- [Written request]: Collect all the lines that mention the word "this".

- [Data for the task]:

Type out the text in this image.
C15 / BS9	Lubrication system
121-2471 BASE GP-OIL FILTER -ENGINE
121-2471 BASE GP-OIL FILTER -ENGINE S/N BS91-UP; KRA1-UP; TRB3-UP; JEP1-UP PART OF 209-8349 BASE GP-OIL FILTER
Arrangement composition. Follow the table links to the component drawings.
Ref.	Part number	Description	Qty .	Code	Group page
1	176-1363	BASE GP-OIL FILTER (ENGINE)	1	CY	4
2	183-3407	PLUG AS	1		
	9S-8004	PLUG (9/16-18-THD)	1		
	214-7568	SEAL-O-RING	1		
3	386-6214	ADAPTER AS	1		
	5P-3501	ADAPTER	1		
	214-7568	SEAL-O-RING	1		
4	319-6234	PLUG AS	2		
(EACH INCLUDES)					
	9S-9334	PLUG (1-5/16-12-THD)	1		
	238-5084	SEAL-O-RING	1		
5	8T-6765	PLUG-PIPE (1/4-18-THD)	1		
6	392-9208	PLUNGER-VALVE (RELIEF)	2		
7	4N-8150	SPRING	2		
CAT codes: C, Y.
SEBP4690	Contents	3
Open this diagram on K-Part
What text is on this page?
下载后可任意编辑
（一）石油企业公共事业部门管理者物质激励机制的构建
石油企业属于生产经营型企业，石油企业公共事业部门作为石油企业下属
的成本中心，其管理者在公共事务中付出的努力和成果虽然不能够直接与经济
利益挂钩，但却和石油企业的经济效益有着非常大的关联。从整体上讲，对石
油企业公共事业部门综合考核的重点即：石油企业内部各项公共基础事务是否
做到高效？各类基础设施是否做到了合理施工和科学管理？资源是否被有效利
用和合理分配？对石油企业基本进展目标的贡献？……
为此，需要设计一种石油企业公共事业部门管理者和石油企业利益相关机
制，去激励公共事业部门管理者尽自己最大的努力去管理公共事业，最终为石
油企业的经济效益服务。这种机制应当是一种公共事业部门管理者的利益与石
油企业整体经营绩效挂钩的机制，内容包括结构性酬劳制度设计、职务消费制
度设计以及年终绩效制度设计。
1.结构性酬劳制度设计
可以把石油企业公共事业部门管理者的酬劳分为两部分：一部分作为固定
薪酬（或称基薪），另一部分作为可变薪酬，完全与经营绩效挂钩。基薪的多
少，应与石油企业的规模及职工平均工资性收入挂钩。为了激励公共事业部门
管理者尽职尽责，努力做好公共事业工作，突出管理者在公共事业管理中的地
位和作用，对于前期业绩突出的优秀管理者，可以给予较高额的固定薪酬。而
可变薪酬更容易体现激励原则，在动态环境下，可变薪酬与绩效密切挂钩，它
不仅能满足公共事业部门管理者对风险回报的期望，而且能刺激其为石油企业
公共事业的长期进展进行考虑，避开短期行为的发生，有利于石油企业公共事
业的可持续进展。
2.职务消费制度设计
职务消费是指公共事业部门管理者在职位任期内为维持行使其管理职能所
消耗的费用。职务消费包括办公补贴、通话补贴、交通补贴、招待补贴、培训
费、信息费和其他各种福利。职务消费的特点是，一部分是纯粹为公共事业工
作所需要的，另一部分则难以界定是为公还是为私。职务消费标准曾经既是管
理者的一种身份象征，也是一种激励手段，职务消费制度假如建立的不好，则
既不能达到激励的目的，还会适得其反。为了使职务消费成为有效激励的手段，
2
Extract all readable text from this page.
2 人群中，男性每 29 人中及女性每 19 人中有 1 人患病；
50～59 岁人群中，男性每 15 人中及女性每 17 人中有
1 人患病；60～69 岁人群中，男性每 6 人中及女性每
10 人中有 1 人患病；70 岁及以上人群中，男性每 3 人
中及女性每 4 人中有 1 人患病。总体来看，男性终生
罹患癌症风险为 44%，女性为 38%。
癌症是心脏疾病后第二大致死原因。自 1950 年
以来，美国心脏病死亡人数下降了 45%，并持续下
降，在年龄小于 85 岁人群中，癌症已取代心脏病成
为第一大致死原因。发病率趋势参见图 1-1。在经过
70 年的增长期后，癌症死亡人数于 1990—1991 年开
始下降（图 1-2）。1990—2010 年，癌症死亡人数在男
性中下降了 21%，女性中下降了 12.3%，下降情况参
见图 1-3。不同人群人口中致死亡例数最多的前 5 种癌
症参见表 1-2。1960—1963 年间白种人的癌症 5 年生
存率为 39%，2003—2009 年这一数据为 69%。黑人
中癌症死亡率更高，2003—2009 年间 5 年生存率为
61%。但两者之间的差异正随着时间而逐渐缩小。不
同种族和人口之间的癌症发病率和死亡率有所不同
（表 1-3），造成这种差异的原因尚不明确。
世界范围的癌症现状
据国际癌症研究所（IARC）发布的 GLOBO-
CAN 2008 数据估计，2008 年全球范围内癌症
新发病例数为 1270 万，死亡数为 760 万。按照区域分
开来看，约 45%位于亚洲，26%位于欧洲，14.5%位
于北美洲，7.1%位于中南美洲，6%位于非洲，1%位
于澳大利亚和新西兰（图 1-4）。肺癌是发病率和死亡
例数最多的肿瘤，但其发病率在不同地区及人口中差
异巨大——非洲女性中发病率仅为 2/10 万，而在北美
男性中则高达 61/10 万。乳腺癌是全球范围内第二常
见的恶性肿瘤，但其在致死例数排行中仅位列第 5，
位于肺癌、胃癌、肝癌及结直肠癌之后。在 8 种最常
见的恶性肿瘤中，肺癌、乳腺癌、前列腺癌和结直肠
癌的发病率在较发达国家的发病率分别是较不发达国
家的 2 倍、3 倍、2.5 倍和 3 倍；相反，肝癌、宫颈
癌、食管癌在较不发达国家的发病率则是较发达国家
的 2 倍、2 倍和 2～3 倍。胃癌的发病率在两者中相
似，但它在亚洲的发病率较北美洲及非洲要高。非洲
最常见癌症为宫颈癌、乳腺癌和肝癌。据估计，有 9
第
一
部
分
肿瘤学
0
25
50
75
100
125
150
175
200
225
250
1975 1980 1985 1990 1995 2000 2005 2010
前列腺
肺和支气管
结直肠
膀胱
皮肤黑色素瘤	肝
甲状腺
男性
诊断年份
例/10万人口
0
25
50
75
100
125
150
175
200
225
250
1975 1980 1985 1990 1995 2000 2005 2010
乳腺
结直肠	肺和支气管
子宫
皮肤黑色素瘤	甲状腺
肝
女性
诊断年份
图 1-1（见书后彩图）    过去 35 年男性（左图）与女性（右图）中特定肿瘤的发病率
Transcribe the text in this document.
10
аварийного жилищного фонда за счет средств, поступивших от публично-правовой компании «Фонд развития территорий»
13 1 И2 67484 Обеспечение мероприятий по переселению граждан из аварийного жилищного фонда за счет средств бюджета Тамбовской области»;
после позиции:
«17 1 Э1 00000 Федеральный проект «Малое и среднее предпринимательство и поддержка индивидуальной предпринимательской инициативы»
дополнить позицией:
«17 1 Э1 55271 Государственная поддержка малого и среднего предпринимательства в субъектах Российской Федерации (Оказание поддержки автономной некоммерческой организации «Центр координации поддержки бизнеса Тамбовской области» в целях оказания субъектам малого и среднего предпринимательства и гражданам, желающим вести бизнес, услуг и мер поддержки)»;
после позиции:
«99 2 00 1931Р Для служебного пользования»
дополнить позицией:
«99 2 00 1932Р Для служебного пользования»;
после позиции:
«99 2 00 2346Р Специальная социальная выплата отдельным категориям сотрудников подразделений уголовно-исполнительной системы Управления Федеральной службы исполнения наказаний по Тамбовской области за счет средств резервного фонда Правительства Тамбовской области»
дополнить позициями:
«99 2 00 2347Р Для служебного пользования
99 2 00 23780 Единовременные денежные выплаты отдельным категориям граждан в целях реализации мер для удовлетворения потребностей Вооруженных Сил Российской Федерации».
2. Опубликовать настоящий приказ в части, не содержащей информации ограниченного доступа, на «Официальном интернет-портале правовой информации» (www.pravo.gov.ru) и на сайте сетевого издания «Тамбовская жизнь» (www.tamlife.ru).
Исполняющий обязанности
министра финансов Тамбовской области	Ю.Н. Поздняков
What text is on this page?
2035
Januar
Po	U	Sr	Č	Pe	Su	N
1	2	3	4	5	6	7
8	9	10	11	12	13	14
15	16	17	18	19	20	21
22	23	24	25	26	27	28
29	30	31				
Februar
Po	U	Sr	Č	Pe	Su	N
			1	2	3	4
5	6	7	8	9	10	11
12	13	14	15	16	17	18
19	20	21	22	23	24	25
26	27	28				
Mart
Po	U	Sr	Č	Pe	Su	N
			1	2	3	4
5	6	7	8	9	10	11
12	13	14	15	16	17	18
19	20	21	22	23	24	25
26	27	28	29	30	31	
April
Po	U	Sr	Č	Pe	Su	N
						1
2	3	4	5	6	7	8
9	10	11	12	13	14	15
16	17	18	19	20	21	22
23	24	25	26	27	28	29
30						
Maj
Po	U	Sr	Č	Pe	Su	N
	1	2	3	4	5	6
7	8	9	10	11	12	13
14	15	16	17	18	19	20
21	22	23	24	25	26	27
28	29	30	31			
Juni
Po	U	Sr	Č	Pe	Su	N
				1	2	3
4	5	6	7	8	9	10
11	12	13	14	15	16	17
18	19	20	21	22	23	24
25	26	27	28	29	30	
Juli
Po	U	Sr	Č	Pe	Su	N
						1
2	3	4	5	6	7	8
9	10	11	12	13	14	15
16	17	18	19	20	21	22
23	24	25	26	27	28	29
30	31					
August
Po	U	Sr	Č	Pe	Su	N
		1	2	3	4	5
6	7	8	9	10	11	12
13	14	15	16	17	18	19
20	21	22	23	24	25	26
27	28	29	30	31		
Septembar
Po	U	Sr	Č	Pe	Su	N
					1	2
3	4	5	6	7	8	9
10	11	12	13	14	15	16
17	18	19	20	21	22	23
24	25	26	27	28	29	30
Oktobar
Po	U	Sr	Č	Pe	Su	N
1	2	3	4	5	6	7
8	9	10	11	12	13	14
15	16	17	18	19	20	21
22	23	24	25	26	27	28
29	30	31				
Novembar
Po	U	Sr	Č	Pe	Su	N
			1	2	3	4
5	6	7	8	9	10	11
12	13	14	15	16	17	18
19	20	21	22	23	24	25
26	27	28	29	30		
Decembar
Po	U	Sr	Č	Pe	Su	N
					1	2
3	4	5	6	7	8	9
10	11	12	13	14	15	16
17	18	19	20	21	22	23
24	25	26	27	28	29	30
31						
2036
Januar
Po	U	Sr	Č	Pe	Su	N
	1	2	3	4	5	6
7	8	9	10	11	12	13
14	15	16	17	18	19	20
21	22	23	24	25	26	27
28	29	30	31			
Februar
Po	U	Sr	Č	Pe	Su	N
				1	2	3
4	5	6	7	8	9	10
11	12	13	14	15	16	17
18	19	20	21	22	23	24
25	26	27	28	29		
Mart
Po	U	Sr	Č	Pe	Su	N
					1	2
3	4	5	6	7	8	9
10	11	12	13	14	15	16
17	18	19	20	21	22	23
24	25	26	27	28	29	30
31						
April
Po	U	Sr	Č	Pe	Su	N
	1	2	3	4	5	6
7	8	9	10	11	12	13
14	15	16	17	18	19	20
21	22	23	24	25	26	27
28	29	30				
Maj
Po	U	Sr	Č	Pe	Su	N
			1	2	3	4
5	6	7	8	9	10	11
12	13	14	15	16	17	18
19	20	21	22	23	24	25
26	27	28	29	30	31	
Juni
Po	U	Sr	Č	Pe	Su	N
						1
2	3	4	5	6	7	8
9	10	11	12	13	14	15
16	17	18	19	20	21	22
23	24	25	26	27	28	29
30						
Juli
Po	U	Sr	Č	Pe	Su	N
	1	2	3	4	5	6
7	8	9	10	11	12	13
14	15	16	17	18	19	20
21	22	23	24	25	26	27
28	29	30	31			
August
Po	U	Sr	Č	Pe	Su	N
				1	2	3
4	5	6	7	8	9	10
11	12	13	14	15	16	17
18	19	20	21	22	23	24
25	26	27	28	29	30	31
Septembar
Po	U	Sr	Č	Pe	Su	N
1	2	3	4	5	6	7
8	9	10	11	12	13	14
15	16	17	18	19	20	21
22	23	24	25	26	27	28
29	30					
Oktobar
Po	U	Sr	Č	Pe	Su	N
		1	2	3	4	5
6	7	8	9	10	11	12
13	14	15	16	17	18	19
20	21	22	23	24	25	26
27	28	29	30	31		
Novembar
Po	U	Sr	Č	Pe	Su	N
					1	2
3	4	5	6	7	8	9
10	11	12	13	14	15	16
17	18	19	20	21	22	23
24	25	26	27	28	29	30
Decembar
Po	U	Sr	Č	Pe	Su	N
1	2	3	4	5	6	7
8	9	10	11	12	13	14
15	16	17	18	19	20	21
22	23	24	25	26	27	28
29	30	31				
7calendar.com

- [Answer to the exercise]:
Type out the text in this image.
Open this diagram on K-Part
What text is on this page?
Extract all readable text from this page.
Transcribe the text in this document.
What text is on this page?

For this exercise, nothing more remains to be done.